» YOUR GOAL
Quote, word for word, the records from the line that contains "text-line: 管控规则:村内相应设施必须在公用设施用地内建设，排水设施 (63, 162, 359, 184)" down to the line that contains "text-line: 只能用于建设农村社区服务站、村委会、农机站、文化活动室、综 (63, 51, 359, 73)", with both of those lines included.
-- begin SUPPLIED INFORMATION --
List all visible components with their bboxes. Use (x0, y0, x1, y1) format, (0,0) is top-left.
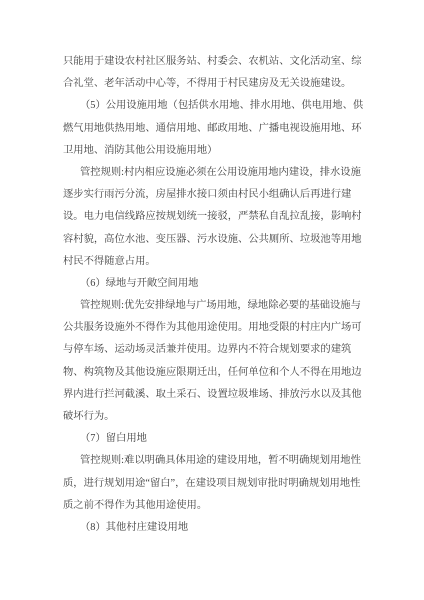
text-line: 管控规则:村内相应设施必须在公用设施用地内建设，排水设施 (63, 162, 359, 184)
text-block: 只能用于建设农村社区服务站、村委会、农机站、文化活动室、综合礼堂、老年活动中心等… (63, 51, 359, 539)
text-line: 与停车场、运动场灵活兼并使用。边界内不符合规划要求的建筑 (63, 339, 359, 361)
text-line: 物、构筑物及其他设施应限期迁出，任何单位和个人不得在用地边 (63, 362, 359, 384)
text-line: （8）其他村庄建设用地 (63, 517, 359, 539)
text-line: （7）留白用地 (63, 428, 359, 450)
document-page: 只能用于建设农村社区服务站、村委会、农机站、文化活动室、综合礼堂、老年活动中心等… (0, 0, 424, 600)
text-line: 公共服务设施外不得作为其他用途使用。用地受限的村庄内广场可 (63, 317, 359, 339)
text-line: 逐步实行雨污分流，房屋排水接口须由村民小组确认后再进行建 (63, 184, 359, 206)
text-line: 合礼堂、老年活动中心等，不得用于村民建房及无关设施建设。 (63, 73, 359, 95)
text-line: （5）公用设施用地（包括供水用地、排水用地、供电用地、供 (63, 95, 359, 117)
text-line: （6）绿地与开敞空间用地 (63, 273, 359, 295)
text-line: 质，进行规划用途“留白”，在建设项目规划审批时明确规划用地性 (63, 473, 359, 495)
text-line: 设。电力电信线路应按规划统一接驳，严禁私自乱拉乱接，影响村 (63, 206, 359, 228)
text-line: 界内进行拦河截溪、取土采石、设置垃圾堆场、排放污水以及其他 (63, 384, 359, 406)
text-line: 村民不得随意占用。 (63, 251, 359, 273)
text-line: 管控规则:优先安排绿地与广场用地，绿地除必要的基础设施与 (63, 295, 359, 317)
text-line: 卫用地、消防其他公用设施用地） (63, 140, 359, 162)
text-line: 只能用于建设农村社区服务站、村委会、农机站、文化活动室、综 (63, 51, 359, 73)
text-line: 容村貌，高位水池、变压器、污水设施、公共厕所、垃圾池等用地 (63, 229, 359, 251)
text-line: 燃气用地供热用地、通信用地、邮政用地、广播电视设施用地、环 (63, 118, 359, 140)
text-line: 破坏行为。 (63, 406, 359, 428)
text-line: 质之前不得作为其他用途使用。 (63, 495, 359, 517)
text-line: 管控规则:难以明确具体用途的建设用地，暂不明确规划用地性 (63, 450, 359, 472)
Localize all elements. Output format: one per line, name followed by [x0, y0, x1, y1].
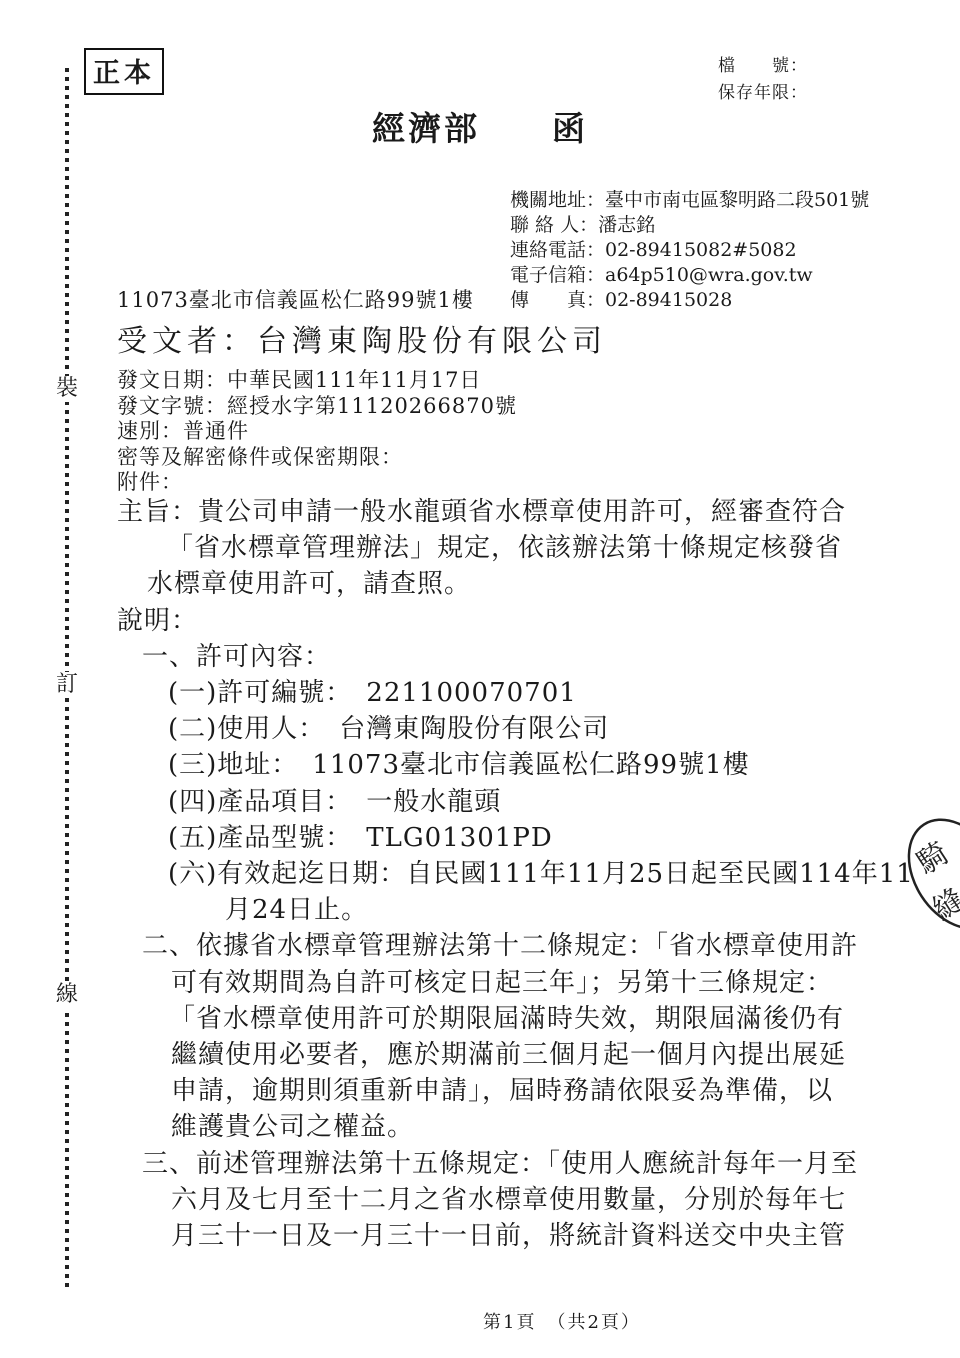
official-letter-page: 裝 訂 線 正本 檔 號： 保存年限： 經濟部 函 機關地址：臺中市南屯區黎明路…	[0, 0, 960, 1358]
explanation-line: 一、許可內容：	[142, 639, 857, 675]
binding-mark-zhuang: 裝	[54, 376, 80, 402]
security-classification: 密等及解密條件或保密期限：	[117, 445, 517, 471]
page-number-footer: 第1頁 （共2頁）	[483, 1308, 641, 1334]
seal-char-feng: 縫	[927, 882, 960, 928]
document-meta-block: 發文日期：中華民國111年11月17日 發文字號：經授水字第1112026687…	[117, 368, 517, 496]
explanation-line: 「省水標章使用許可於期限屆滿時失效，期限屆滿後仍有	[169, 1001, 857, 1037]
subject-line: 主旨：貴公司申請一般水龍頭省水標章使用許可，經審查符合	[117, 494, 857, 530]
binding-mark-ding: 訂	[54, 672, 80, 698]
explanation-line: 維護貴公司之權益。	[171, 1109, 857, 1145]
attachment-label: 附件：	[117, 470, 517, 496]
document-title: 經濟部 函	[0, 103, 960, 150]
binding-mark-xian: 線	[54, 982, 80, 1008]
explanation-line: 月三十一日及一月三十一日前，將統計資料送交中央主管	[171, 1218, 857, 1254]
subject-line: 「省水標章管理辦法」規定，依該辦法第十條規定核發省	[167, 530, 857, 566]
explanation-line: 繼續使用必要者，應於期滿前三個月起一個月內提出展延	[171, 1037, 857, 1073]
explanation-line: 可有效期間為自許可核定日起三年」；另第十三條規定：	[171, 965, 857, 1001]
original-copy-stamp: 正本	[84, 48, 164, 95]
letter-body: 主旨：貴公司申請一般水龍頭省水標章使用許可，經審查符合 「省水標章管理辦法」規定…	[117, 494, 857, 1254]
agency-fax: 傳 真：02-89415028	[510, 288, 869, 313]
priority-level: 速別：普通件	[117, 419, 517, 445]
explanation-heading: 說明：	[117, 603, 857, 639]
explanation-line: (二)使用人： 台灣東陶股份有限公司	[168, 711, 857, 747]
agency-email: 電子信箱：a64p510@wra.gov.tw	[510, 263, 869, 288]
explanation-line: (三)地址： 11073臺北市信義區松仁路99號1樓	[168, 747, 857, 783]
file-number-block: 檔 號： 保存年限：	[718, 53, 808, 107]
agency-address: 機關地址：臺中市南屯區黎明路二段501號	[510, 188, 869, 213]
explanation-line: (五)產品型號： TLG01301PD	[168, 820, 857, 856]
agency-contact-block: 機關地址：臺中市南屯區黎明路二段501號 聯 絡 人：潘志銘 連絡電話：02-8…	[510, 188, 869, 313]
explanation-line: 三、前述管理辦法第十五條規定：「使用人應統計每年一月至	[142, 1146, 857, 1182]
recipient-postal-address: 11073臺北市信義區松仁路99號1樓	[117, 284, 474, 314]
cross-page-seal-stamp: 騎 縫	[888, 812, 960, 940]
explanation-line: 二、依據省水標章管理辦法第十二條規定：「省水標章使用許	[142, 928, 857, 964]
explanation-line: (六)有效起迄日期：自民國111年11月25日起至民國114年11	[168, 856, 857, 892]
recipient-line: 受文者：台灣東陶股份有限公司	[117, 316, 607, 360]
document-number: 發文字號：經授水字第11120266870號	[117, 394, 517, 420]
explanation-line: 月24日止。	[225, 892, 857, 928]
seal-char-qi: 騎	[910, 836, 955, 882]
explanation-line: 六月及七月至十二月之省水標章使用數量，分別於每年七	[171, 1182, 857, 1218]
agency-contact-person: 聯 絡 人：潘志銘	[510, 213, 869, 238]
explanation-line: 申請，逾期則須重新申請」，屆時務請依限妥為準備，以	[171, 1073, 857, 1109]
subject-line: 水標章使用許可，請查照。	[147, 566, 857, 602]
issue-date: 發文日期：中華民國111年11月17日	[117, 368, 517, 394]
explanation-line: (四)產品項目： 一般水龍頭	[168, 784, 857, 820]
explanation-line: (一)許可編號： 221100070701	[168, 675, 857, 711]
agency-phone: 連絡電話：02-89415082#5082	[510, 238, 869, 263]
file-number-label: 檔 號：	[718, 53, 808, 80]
-- end SUPPLIED INFORMATION --
-- begin SUPPLIED INFORMATION --
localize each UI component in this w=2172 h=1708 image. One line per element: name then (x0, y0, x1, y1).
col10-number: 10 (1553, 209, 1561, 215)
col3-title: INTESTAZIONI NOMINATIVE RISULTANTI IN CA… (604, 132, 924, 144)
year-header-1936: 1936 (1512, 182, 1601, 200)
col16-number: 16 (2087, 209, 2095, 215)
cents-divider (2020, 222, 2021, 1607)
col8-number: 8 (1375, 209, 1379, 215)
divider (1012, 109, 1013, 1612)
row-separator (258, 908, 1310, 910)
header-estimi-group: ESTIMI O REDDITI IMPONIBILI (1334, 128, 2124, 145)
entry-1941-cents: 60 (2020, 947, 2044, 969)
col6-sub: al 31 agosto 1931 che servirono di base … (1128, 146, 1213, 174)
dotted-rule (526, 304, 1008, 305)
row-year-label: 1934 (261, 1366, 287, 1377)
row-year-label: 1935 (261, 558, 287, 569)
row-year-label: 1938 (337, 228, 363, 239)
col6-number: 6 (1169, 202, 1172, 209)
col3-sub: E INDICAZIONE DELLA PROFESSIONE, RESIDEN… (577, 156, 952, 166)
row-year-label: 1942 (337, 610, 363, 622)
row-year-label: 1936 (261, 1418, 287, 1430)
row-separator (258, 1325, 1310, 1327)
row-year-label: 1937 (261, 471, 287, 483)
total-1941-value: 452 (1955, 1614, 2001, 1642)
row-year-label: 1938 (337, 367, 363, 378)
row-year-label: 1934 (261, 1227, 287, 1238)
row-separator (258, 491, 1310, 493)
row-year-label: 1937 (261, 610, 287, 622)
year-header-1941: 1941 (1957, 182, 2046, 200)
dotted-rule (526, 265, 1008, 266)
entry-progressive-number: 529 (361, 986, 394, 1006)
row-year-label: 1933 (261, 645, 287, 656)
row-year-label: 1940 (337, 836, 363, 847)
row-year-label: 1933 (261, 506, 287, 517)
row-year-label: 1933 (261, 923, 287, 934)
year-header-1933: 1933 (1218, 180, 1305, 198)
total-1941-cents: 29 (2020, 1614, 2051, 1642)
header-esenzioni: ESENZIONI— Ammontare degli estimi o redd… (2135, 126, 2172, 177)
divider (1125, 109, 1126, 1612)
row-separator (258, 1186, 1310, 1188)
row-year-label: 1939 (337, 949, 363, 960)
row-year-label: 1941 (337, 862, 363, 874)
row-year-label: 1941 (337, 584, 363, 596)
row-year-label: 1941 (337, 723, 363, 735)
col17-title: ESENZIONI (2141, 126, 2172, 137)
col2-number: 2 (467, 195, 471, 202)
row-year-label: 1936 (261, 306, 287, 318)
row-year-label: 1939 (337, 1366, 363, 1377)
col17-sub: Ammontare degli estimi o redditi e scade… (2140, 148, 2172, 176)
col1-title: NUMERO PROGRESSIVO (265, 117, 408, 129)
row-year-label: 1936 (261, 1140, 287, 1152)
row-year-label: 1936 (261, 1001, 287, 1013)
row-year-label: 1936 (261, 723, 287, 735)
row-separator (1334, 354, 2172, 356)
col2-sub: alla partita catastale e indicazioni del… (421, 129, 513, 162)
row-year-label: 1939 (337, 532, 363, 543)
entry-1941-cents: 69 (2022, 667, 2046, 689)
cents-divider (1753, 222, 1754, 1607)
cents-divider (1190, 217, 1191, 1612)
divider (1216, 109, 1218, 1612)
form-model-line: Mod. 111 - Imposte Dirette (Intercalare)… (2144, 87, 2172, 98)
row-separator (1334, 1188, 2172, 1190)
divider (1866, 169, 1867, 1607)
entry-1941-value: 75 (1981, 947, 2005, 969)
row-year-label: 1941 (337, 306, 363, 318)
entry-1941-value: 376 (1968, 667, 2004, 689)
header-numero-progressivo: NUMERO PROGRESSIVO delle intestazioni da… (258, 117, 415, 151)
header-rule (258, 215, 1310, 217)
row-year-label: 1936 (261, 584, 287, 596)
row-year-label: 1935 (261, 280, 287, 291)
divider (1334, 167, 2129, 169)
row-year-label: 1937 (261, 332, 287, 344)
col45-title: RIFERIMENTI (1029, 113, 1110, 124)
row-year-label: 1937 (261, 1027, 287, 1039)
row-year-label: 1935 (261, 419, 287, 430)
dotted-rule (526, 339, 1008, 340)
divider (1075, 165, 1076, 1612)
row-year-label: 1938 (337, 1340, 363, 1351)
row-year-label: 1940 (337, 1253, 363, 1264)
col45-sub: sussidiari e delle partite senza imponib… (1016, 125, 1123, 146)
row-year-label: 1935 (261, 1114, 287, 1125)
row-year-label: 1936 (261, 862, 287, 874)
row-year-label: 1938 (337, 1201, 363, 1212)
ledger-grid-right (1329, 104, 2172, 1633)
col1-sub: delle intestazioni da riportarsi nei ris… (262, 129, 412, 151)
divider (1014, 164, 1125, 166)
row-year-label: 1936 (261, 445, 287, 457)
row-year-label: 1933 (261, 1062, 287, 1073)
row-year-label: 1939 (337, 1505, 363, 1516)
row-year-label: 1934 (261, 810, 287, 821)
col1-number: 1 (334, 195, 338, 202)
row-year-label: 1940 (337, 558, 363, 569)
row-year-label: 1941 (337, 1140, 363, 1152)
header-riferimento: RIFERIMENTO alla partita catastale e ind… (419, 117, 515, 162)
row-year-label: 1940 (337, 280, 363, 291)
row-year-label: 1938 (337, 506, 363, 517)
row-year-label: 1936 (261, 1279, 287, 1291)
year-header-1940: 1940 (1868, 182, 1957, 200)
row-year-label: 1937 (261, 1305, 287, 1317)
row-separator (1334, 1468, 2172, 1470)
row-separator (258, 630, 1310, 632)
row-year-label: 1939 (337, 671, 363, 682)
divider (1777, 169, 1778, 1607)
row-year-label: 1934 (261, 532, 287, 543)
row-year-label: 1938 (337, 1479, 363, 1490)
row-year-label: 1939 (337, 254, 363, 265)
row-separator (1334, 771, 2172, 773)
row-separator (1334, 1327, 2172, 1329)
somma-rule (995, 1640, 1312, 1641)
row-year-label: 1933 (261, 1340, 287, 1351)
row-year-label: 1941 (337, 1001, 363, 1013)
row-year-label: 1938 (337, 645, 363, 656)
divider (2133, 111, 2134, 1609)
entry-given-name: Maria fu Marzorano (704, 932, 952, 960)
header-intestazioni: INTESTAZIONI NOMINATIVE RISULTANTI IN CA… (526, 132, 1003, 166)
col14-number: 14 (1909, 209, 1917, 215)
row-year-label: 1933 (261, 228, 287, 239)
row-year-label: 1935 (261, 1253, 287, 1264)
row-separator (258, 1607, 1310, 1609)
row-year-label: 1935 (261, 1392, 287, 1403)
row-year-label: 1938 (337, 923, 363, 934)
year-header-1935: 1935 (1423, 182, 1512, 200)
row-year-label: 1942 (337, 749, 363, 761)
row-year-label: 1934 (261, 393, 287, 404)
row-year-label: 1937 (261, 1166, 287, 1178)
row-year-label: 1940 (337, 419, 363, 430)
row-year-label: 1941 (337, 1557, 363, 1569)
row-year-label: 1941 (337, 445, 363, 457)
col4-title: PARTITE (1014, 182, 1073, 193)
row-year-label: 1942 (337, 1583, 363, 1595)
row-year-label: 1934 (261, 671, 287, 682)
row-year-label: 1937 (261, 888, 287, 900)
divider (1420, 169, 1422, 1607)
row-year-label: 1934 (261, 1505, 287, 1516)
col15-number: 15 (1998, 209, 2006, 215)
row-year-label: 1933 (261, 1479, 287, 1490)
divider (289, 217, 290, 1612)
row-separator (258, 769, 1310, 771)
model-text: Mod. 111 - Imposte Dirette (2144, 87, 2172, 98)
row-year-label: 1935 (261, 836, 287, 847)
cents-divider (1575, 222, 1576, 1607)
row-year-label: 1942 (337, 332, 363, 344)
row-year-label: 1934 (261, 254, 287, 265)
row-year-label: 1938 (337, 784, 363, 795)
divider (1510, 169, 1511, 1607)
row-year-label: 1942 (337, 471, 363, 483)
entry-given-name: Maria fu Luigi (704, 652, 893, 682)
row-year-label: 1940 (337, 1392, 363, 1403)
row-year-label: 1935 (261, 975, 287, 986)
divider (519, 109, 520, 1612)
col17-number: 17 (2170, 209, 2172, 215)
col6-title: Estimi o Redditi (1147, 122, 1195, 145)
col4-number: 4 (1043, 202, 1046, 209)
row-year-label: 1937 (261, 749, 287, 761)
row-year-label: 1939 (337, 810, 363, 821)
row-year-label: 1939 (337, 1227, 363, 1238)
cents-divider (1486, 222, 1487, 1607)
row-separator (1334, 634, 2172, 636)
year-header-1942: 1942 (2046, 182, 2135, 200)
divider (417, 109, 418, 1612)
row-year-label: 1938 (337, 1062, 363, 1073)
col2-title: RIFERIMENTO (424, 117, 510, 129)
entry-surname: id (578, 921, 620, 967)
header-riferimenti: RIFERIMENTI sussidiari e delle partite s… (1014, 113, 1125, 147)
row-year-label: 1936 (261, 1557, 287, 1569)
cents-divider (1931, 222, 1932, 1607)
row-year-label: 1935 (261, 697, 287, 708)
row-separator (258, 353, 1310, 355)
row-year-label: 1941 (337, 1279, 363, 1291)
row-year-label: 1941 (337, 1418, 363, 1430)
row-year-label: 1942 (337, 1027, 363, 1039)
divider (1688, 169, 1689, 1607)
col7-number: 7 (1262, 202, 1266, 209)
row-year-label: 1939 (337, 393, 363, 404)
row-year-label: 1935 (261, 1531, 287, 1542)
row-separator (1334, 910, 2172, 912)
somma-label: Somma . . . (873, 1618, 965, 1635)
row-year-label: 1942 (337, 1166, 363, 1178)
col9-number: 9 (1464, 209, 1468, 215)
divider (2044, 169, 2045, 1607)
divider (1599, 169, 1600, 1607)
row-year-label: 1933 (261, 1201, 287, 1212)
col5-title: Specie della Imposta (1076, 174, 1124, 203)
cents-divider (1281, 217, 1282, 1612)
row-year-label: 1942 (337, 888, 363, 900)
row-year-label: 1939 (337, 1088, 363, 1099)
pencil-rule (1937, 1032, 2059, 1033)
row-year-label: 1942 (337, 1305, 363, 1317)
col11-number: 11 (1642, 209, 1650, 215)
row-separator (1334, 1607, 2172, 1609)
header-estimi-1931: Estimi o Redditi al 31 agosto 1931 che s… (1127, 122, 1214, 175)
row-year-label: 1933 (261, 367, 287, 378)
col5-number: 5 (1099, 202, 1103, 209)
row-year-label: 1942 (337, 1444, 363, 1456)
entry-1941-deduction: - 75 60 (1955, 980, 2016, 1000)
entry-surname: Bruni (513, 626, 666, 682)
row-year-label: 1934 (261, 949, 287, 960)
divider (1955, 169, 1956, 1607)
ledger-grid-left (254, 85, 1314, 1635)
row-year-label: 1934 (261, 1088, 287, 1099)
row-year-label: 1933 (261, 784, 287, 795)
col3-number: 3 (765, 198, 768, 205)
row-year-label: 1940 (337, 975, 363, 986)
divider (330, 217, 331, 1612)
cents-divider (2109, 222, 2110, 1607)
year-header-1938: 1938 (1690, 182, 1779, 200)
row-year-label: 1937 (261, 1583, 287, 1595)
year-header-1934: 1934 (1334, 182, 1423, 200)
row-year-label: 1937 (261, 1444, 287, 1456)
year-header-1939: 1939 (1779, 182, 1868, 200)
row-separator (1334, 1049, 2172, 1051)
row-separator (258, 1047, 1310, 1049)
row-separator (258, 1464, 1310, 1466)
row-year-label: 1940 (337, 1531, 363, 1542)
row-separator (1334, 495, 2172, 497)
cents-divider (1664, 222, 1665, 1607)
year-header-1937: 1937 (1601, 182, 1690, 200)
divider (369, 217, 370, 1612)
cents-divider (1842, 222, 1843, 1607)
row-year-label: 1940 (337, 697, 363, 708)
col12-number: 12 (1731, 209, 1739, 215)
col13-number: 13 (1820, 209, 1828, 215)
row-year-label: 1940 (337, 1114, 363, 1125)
-- end SUPPLIED INFORMATION --
» COMPLETED EXERCISE
text-line: 管控规则:村内相应设施必须在公用设施用地内建设，排水设施 (63, 162, 359, 184)
text-block: 只能用于建设农村社区服务站、村委会、农机站、文化活动室、综合礼堂、老年活动中心等… (63, 51, 359, 539)
text-line: 与停车场、运动场灵活兼并使用。边界内不符合规划要求的建筑 (63, 339, 359, 361)
text-line: 物、构筑物及其他设施应限期迁出，任何单位和个人不得在用地边 (63, 362, 359, 384)
text-line: （8）其他村庄建设用地 (63, 517, 359, 539)
text-line: （7）留白用地 (63, 428, 359, 450)
document-page: 只能用于建设农村社区服务站、村委会、农机站、文化活动室、综合礼堂、老年活动中心等… (0, 0, 424, 600)
text-line: 公共服务设施外不得作为其他用途使用。用地受限的村庄内广场可 (63, 317, 359, 339)
text-line: 逐步实行雨污分流，房屋排水接口须由村民小组确认后再进行建 (63, 184, 359, 206)
text-line: 合礼堂、老年活动中心等，不得用于村民建房及无关设施建设。 (63, 73, 359, 95)
text-line: （5）公用设施用地（包括供水用地、排水用地、供电用地、供 (63, 95, 359, 117)
text-line: （6）绿地与开敞空间用地 (63, 273, 359, 295)
text-line: 质，进行规划用途“留白”，在建设项目规划审批时明确规划用地性 (63, 473, 359, 495)
text-line: 设。电力电信线路应按规划统一接驳，严禁私自乱拉乱接，影响村 (63, 206, 359, 228)
text-line: 界内进行拦河截溪、取土采石、设置垃圾堆场、排放污水以及其他 (63, 384, 359, 406)
text-line: 村民不得随意占用。 (63, 251, 359, 273)
text-line: 管控规则:优先安排绿地与广场用地，绿地除必要的基础设施与 (63, 295, 359, 317)
text-line: 卫用地、消防其他公用设施用地） (63, 140, 359, 162)
text-line: 只能用于建设农村社区服务站、村委会、农机站、文化活动室、综 (63, 51, 359, 73)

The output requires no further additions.